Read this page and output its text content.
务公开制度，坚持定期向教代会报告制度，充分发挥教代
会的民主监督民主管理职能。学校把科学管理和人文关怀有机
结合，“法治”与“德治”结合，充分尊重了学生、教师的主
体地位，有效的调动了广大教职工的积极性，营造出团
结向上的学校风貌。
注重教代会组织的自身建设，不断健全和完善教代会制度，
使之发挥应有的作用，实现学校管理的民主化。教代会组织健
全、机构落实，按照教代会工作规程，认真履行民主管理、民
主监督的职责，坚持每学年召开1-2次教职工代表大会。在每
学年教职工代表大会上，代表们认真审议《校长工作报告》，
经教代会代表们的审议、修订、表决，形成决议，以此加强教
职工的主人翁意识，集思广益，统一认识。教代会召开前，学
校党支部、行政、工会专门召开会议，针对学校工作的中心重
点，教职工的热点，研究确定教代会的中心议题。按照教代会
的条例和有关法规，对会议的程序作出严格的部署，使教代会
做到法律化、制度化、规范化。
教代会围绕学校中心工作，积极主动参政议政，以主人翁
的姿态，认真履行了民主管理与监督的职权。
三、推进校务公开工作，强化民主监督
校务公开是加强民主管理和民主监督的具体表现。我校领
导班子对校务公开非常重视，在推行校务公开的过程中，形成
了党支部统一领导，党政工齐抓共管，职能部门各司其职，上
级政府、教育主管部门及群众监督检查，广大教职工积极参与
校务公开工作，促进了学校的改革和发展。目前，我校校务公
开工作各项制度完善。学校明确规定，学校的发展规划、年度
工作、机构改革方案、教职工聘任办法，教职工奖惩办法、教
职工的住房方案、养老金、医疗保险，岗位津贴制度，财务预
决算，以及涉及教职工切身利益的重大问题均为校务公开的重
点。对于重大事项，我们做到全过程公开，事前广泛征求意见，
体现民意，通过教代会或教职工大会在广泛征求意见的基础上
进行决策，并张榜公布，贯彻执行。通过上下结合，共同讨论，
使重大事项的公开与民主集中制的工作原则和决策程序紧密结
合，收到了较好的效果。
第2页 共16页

# # # # # # #

• [WHAT YOU WILL DO]: Copy out each line exactly as written.

• [TASK SOLUTION]:
Read this page and output its text content.
务公开制度，坚持定期向教代会报告制度，充分发挥教代
会的民主监督民主管理职能。学校把科学管理和人文关怀有机
结合，“法治”与“德治”结合，充分尊重了学生、教师的主
体地位，有效的调动了广大教职工的积极性，营造出团
结向上的学校风貌。
注重教代会组织的自身建设，不断健全和完善教代会制度，
使之发挥应有的作用，实现学校管理的民主化。教代会组织健
全、机构落实，按照教代会工作规程，认真履行民主管理、民
主监督的职责，坚持每学年召开1-2次教职工代表大会。在每
学年教职工代表大会上，代表们认真审议《校长工作报告》，
经教代会代表们的审议、修订、表决，形成决议，以此加强教
职工的主人翁意识，集思广益，统一认识。教代会召开前，学
校党支部、行政、工会专门召开会议，针对学校工作的中心重
点，教职工的热点，研究确定教代会的中心议题。按照教代会
的条例和有关法规，对会议的程序作出严格的部署，使教代会
做到法律化、制度化、规范化。
教代会围绕学校中心工作，积极主动参政议政，以主人翁
的姿态，认真履行了民主管理与监督的职权。
三、推进校务公开工作，强化民主监督
校务公开是加强民主管理和民主监督的具体表现。我校领
导班子对校务公开非常重视，在推行校务公开的过程中，形成
了党支部统一领导，党政工齐抓共管，职能部门各司其职，上
级政府、教育主管部门及群众监督检查，广大教职工积极参与
校务公开工作，促进了学校的改革和发展。目前，我校校务公
开工作各项制度完善。学校明确规定，学校的发展规划、年度
工作、机构改革方案、教职工聘任办法，教职工奖惩办法、教
职工的住房方案、养老金、医疗保险，岗位津贴制度，财务预
决算，以及涉及教职工切身利益的重大问题均为校务公开的重
点。对于重大事项，我们做到全过程公开，事前广泛征求意见，
体现民意，通过教代会或教职工大会在广泛征求意见的基础上
进行决策，并张榜公布，贯彻执行。通过上下结合，共同讨论，
使重大事项的公开与民主集中制的工作原则和决策程序紧密结
合，收到了较好的效果。
第2页 共16页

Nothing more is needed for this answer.